---------- MATERIALS PROVIDED ----------

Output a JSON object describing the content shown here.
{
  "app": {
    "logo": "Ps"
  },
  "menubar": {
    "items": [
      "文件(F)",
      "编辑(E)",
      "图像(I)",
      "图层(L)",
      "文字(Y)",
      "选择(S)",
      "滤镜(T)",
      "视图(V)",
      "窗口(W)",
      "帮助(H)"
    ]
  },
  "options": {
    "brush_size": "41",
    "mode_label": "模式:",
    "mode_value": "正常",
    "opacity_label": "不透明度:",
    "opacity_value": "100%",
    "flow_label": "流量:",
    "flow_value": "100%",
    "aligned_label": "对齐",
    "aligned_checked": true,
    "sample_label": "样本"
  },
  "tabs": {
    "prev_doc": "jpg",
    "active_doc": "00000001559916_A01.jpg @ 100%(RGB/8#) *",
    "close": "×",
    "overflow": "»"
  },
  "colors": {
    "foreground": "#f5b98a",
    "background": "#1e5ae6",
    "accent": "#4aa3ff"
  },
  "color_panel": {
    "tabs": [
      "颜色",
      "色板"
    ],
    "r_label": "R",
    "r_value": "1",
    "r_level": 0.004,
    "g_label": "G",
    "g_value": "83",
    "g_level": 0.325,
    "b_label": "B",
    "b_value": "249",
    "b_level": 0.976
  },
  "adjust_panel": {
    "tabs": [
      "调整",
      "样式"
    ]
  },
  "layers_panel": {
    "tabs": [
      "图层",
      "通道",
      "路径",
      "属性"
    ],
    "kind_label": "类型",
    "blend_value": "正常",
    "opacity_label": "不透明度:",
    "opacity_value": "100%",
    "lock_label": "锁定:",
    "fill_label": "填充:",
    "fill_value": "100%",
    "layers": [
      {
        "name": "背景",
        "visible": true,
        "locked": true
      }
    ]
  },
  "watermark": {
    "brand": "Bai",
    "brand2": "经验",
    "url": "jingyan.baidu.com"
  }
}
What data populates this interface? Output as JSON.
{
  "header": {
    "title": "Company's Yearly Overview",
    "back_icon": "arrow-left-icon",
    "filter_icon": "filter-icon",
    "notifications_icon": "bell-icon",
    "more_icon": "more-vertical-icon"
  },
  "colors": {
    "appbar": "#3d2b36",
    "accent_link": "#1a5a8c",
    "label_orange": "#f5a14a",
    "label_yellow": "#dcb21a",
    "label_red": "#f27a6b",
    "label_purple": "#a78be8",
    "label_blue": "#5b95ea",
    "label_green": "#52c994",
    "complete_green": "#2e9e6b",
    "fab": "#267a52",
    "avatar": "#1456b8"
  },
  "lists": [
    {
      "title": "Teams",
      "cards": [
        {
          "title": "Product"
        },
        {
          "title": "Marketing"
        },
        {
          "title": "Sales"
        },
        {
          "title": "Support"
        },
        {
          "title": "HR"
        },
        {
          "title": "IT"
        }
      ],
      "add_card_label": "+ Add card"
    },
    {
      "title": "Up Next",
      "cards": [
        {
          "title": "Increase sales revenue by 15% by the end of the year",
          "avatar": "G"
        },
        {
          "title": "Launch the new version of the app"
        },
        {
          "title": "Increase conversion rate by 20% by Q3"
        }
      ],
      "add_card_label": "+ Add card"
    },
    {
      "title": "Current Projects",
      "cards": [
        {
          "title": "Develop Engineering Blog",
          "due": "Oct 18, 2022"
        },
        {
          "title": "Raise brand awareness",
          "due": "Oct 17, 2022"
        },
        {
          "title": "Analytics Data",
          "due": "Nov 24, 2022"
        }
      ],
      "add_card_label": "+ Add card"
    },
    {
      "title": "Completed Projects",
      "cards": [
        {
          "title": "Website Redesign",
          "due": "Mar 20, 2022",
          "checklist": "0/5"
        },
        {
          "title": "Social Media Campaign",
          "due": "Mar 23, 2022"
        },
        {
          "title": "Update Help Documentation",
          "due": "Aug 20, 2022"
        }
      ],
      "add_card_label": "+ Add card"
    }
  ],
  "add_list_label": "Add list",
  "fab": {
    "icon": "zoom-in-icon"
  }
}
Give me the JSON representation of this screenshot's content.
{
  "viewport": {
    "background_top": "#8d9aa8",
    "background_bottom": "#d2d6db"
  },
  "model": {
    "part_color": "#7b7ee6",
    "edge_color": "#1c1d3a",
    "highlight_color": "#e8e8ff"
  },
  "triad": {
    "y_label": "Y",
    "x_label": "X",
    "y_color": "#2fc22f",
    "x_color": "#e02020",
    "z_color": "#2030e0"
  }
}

----------

### GIVEN EXERCISE
Return the listing above in full, character for character.

### EXERCISE RESPONSE
Output a JSON object describing the content shown here.
{
  "app": {
    "logo": "Ps"
  },
  "menubar": {
    "items": [
      "文件(F)",
      "编辑(E)",
      "图像(I)",
      "图层(L)",
      "文字(Y)",
      "选择(S)",
      "滤镜(T)",
      "视图(V)",
      "窗口(W)",
      "帮助(H)"
    ]
  },
  "options": {
    "brush_size": "41",
    "mode_label": "模式:",
    "mode_value": "正常",
    "opacity_label": "不透明度:",
    "opacity_value": "100%",
    "flow_label": "流量:",
    "flow_value": "100%",
    "aligned_label": "对齐",
    "aligned_checked": true,
    "sample_label": "样本"
  },
  "tabs": {
    "prev_doc": "jpg",
    "active_doc": "00000001559916_A01.jpg @ 100%(RGB/8#) *",
    "close": "×",
    "overflow": "»"
  },
  "colors": {
    "foreground": "#f5b98a",
    "background": "#1e5ae6",
    "accent": "#4aa3ff"
  },
  "color_panel": {
    "tabs": [
      "颜色",
      "色板"
    ],
    "r_label": "R",
    "r_value": "1",
    "r_level": 0.004,
    "g_label": "G",
    "g_value": "83",
    "g_level": 0.325,
    "b_label": "B",
    "b_value": "249",
    "b_level": 0.976
  },
  "adjust_panel": {
    "tabs": [
      "调整",
      "样式"
    ]
  },
  "layers_panel": {
    "tabs": [
      "图层",
      "通道",
      "路径",
      "属性"
    ],
    "kind_label": "类型",
    "blend_value": "正常",
    "opacity_label": "不透明度:",
    "opacity_value": "100%",
    "lock_label": "锁定:",
    "fill_label": "填充:",
    "fill_value": "100%",
    "layers": [
      {
        "name": "背景",
        "visible": true,
        "locked": true
      }
    ]
  },
  "watermark": {
    "brand": "Bai",
    "brand2": "经验",
    "url": "jingyan.baidu.com"
  }
}
What data populates this interface? Output as JSON.
{
  "header": {
    "title": "Company's Yearly Overview",
    "back_icon": "arrow-left-icon",
    "filter_icon": "filter-icon",
    "notifications_icon": "bell-icon",
    "more_icon": "more-vertical-icon"
  },
  "colors": {
    "appbar": "#3d2b36",
    "accent_link": "#1a5a8c",
    "label_orange": "#f5a14a",
    "label_yellow": "#dcb21a",
    "label_red": "#f27a6b",
    "label_purple": "#a78be8",
    "label_blue": "#5b95ea",
    "label_green": "#52c994",
    "complete_green": "#2e9e6b",
    "fab": "#267a52",
    "avatar": "#1456b8"
  },
  "lists": [
    {
      "title": "Teams",
      "cards": [
        {
          "title": "Product"
        },
        {
          "title": "Marketing"
        },
        {
          "title": "Sales"
        },
        {
          "title": "Support"
        },
        {
          "title": "HR"
        },
        {
          "title": "IT"
        }
      ],
      "add_card_label": "+ Add card"
    },
    {
      "title": "Up Next",
      "cards": [
        {
          "title": "Increase sales revenue by 15% by the end of the year",
          "avatar": "G"
        },
        {
          "title": "Launch the new version of the app"
        },
        {
          "title": "Increase conversion rate by 20% by Q3"
        }
      ],
      "add_card_label": "+ Add card"
    },
    {
      "title": "Current Projects",
      "cards": [
        {
          "title": "Develop Engineering Blog",
          "due": "Oct 18, 2022"
        },
        {
          "title": "Raise brand awareness",
          "due": "Oct 17, 2022"
        },
        {
          "title": "Analytics Data",
          "due": "Nov 24, 2022"
        }
      ],
      "add_card_label": "+ Add card"
    },
    {
      "title": "Completed Projects",
      "cards": [
        {
          "title": "Website Redesign",
          "due": "Mar 20, 2022",
          "checklist": "0/5"
        },
        {
          "title": "Social Media Campaign",
          "due": "Mar 23, 2022"
        },
        {
          "title": "Update Help Documentation",
          "due": "Aug 20, 2022"
        }
      ],
      "add_card_label": "+ Add card"
    }
  ],
  "add_list_label": "Add list",
  "fab": {
    "icon": "zoom-in-icon"
  }
}
Give me the JSON representation of this screenshot's content.
{
  "viewport": {
    "background_top": "#8d9aa8",
    "background_bottom": "#d2d6db"
  },
  "model": {
    "part_color": "#7b7ee6",
    "edge_color": "#1c1d3a",
    "highlight_color": "#e8e8ff"
  },
  "triad": {
    "y_label": "Y",
    "x_label": "X",
    "y_color": "#2fc22f",
    "x_color": "#e02020",
    "z_color": "#2030e0"
  }
}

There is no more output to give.